** Written instruction **
Produce an exact copy of all the records.

*** Listing ***

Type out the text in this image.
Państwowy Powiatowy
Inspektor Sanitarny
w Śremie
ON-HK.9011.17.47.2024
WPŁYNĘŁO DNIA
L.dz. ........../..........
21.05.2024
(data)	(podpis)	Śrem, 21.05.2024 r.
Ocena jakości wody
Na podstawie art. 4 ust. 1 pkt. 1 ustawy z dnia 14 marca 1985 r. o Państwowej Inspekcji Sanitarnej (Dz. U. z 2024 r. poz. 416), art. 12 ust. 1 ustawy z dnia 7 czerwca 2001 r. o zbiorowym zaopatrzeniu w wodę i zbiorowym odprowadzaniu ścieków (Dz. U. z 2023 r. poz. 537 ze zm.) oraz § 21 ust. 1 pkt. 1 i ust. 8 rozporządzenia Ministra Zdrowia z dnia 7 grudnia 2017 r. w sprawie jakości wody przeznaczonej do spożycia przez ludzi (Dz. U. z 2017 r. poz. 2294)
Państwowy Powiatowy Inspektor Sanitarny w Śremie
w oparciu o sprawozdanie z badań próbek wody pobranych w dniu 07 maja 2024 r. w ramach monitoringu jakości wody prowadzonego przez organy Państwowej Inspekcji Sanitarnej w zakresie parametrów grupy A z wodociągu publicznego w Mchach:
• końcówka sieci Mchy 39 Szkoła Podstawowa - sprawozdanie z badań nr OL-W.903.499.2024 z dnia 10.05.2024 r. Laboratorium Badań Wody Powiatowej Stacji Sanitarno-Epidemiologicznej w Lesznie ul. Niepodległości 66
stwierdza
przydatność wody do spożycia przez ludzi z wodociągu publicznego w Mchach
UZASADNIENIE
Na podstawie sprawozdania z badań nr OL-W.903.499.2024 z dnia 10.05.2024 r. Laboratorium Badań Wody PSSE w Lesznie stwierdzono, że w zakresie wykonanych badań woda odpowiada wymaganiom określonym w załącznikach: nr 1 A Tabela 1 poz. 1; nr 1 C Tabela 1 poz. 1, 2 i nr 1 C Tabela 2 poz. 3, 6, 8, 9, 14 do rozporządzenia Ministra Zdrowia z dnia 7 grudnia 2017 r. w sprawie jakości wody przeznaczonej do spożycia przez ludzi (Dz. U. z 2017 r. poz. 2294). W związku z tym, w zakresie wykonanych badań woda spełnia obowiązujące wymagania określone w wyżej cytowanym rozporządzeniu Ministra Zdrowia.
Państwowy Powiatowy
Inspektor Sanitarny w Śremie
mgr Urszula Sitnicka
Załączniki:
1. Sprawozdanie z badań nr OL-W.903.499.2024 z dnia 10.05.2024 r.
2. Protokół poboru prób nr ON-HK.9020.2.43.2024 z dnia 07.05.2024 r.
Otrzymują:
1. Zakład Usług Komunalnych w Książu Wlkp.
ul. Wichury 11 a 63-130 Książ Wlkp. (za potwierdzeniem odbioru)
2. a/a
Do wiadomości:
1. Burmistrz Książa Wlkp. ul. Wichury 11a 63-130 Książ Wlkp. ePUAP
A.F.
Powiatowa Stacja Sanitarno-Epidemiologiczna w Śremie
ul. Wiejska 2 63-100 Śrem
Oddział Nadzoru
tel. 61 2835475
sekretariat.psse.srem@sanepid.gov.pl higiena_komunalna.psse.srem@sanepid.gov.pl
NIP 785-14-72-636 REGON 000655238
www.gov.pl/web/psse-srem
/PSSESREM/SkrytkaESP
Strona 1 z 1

***

** Output below **
Type out the text in this image.
Państwowy Powiatowy
Inspektor Sanitarny
w Śremie
ON-HK.9011.17.47.2024
WPŁYNĘŁO DNIA
L.dz. ........../..........
21.05.2024
(data)	(podpis)	Śrem, 21.05.2024 r.
Ocena jakości wody
Na podstawie art. 4 ust. 1 pkt. 1 ustawy z dnia 14 marca 1985 r. o Państwowej Inspekcji Sanitarnej (Dz. U. z 2024 r. poz. 416), art. 12 ust. 1 ustawy z dnia 7 czerwca 2001 r. o zbiorowym zaopatrzeniu w wodę i zbiorowym odprowadzaniu ścieków (Dz. U. z 2023 r. poz. 537 ze zm.) oraz § 21 ust. 1 pkt. 1 i ust. 8 rozporządzenia Ministra Zdrowia z dnia 7 grudnia 2017 r. w sprawie jakości wody przeznaczonej do spożycia przez ludzi (Dz. U. z 2017 r. poz. 2294)
Państwowy Powiatowy Inspektor Sanitarny w Śremie
w oparciu o sprawozdanie z badań próbek wody pobranych w dniu 07 maja 2024 r. w ramach monitoringu jakości wody prowadzonego przez organy Państwowej Inspekcji Sanitarnej w zakresie parametrów grupy A z wodociągu publicznego w Mchach:
• końcówka sieci Mchy 39 Szkoła Podstawowa - sprawozdanie z badań nr OL-W.903.499.2024 z dnia 10.05.2024 r. Laboratorium Badań Wody Powiatowej Stacji Sanitarno-Epidemiologicznej w Lesznie ul. Niepodległości 66
stwierdza
przydatność wody do spożycia przez ludzi z wodociągu publicznego w Mchach
UZASADNIENIE
Na podstawie sprawozdania z badań nr OL-W.903.499.2024 z dnia 10.05.2024 r. Laboratorium Badań Wody PSSE w Lesznie stwierdzono, że w zakresie wykonanych badań woda odpowiada wymaganiom określonym w załącznikach: nr 1 A Tabela 1 poz. 1; nr 1 C Tabela 1 poz. 1, 2 i nr 1 C Tabela 2 poz. 3, 6, 8, 9, 14 do rozporządzenia Ministra Zdrowia z dnia 7 grudnia 2017 r. w sprawie jakości wody przeznaczonej do spożycia przez ludzi (Dz. U. z 2017 r. poz. 2294). W związku z tym, w zakresie wykonanych badań woda spełnia obowiązujące wymagania określone w wyżej cytowanym rozporządzeniu Ministra Zdrowia.
Państwowy Powiatowy
Inspektor Sanitarny w Śremie
mgr Urszula Sitnicka
Załączniki:
1. Sprawozdanie z badań nr OL-W.903.499.2024 z dnia 10.05.2024 r.
2. Protokół poboru prób nr ON-HK.9020.2.43.2024 z dnia 07.05.2024 r.
Otrzymują:
1. Zakład Usług Komunalnych w Książu Wlkp.
ul. Wichury 11 a 63-130 Książ Wlkp. (za potwierdzeniem odbioru)
2. a/a
Do wiadomości:
1. Burmistrz Książa Wlkp. ul. Wichury 11a 63-130 Książ Wlkp. ePUAP
A.F.
Powiatowa Stacja Sanitarno-Epidemiologiczna w Śremie
ul. Wiejska 2 63-100 Śrem
Oddział Nadzoru
tel. 61 2835475
sekretariat.psse.srem@sanepid.gov.pl higiena_komunalna.psse.srem@sanepid.gov.pl
NIP 785-14-72-636 REGON 000655238
www.gov.pl/web/psse-srem
/PSSESREM/SkrytkaESP
Strona 1 z 1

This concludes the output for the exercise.